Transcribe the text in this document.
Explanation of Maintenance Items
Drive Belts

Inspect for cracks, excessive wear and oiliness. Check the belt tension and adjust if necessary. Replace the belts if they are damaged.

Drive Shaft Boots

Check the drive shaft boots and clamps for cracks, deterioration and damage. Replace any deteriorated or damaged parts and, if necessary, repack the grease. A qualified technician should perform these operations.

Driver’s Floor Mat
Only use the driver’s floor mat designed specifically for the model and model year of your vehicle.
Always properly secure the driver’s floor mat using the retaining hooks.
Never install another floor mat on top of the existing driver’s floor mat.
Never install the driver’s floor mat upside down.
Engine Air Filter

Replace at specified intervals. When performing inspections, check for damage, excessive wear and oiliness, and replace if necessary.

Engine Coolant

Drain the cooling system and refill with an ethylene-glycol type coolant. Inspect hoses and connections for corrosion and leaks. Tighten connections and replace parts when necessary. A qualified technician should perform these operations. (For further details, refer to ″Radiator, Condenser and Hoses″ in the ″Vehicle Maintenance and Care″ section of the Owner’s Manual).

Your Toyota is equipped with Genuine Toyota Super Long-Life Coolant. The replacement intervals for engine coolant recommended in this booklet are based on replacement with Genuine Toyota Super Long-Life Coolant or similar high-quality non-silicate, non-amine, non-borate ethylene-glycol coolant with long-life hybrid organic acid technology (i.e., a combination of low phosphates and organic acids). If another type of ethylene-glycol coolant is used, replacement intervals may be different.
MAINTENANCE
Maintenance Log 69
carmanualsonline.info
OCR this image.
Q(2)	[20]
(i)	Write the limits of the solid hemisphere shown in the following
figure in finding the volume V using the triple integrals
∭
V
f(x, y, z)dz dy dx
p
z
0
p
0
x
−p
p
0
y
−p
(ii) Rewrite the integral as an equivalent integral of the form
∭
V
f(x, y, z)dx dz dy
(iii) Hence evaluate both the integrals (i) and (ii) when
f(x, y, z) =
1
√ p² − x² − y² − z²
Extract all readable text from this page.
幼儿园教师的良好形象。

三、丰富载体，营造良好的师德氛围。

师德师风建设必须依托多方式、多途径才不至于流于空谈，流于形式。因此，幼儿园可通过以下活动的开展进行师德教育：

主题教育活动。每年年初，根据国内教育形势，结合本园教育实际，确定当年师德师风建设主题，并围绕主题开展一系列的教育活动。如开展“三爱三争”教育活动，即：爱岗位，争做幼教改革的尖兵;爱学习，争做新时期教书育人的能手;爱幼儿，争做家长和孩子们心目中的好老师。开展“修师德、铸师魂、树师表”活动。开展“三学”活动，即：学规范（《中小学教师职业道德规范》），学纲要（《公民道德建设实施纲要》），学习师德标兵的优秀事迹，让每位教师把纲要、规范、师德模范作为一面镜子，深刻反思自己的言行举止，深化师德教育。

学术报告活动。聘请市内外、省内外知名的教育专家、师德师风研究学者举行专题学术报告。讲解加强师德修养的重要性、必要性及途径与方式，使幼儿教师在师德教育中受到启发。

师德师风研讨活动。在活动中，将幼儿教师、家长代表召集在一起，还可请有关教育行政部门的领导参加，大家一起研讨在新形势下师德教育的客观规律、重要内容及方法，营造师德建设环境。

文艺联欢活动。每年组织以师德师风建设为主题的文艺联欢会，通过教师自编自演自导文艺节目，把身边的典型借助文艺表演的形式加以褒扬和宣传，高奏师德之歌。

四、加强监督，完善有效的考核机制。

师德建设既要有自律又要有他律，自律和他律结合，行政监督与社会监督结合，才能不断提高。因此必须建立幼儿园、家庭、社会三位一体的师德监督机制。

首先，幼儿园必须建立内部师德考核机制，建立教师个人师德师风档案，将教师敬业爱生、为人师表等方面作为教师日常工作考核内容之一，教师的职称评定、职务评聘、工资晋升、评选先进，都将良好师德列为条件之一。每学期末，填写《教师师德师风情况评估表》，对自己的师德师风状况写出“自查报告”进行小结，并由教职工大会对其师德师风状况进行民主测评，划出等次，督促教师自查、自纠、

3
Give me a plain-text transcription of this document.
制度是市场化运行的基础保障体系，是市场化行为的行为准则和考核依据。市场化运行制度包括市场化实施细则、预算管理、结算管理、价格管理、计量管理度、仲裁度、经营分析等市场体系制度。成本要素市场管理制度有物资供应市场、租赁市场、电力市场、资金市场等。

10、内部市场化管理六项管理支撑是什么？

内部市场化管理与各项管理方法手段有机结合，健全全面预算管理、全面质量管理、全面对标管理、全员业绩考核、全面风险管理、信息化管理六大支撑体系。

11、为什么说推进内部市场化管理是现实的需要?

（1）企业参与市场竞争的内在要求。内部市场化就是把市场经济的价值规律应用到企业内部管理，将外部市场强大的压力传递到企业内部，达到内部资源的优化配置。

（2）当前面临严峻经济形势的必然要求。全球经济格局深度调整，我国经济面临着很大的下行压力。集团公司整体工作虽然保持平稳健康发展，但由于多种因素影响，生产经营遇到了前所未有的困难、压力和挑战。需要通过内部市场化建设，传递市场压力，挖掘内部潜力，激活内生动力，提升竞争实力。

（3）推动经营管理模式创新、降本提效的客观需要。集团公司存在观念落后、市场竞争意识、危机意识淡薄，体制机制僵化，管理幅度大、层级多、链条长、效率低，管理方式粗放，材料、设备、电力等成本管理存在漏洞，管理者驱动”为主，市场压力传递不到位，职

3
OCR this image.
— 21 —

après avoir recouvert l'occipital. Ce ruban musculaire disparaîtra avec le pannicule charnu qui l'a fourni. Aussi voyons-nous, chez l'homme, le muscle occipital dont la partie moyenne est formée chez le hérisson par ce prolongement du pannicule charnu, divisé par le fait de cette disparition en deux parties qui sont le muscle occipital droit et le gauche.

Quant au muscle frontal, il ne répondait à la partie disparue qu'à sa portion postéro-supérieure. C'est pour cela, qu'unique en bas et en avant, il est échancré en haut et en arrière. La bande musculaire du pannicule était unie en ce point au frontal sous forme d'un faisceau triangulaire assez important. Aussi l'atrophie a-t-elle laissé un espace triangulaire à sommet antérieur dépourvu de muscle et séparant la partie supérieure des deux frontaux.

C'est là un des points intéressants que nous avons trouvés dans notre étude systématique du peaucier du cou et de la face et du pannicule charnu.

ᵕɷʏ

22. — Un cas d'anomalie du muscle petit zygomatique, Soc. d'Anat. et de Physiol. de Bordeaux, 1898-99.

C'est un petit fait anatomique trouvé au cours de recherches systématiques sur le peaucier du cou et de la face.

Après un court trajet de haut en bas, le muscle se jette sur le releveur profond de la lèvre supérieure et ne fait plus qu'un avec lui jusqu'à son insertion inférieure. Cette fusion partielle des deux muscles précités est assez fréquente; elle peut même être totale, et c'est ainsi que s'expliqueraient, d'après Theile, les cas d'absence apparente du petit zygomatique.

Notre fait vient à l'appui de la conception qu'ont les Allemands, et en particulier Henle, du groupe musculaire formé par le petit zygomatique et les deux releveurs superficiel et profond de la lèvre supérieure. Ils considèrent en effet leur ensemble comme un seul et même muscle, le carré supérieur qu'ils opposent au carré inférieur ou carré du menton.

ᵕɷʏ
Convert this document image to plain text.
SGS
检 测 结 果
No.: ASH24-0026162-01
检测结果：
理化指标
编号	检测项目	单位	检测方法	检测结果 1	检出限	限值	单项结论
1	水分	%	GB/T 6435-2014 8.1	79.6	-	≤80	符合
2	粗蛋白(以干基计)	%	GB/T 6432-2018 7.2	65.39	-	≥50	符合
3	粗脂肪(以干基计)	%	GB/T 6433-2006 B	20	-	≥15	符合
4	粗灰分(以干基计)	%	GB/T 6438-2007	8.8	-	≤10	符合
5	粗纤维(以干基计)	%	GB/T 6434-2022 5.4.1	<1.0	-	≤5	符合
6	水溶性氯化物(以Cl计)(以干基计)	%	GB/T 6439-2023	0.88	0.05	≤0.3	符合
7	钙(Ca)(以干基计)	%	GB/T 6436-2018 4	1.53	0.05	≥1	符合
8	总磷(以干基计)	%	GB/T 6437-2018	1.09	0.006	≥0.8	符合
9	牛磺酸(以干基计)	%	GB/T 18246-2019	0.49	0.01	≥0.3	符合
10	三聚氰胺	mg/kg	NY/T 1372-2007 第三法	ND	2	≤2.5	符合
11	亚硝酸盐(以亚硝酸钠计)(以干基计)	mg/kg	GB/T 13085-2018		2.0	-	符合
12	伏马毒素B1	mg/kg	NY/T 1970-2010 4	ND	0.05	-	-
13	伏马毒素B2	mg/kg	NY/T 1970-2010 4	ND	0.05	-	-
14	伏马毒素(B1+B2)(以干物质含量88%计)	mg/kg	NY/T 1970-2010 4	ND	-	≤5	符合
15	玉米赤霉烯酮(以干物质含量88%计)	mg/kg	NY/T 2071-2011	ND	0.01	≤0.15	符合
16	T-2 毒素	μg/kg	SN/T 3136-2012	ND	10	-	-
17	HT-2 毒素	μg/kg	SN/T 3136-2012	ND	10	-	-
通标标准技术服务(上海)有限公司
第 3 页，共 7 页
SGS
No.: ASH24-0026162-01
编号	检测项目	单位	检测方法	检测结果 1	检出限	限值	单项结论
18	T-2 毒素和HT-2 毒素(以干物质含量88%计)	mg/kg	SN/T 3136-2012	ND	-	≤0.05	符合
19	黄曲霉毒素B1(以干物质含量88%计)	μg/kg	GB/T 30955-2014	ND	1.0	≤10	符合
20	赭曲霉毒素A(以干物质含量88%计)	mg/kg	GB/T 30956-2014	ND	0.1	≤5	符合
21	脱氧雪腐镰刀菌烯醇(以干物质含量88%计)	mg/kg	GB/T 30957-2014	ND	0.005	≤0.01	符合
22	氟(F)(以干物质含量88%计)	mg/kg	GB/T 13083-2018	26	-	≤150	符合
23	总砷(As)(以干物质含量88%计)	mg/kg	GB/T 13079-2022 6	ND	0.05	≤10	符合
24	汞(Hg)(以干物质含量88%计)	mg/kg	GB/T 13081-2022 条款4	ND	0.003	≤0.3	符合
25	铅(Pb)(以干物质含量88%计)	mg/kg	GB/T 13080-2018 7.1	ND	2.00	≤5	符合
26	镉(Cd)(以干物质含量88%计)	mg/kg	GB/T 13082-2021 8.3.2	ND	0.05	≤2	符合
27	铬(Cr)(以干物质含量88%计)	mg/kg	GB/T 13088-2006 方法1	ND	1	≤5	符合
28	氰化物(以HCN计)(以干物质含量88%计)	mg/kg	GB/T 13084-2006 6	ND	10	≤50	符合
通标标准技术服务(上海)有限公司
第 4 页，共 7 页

- Stated goal
Which lines hold the word "nous"? Copy all of them.

- Complete output
après avoir recouvert l'occipital. Ce ruban musculaire disparaîtra avec le pannicule charnu qui l'a fourni. Aussi voyons-nous, chez l'homme, le muscle occipital dont la partie moyenne est formée chez le hérisson par ce prolongement du pannicule charnu, divisé par le fait de cette disparition en deux parties qui sont le muscle occipital droit et le gauche.
C'est là un des points intéressants que nous avons trouvés dans notre étude systématique du peaucier du cou et de la face et du pannicule charnu.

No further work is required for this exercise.